Take each line containing the word "Droits" and copy it.

Dataset items
=-=-=-=-=

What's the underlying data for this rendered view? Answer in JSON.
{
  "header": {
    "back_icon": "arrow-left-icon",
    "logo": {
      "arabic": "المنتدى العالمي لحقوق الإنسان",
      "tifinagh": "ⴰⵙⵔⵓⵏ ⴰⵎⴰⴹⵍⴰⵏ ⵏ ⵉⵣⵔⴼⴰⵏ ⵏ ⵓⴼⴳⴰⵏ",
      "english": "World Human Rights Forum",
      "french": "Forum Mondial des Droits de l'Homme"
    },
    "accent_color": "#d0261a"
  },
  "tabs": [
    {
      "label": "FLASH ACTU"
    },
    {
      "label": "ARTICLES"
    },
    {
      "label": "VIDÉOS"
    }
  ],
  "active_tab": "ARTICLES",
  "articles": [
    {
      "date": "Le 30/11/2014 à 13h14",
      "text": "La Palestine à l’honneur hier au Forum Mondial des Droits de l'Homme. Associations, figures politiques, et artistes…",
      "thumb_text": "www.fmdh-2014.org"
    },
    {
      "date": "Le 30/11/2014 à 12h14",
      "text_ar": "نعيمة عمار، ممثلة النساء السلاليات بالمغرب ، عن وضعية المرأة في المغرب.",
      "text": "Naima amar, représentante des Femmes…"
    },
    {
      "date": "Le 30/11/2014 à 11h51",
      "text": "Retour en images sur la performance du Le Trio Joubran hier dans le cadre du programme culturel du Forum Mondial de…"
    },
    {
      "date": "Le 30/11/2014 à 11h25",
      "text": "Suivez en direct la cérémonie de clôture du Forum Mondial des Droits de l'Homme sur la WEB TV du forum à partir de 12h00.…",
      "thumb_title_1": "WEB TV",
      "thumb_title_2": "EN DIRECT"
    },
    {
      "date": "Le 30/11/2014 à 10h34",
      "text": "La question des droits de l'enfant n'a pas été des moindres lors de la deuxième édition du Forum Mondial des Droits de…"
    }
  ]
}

=-=-=-=-=

__SOLUTION TO THIS TASK__:
      "french": "Forum Mondial des Droits de l'Homme"
      "text": "La Palestine à l’honneur hier au Forum Mondial des Droits de l'Homme. Associations, figures politiques, et artistes…",
      "text": "Suivez en direct la cérémonie de clôture du Forum Mondial des Droits de l'Homme sur la WEB TV du forum à partir de 12h00.…",
      "text": "La question des droits de l'enfant n'a pas été des moindres lors de la deuxième édition du Forum Mondial des Droits de…"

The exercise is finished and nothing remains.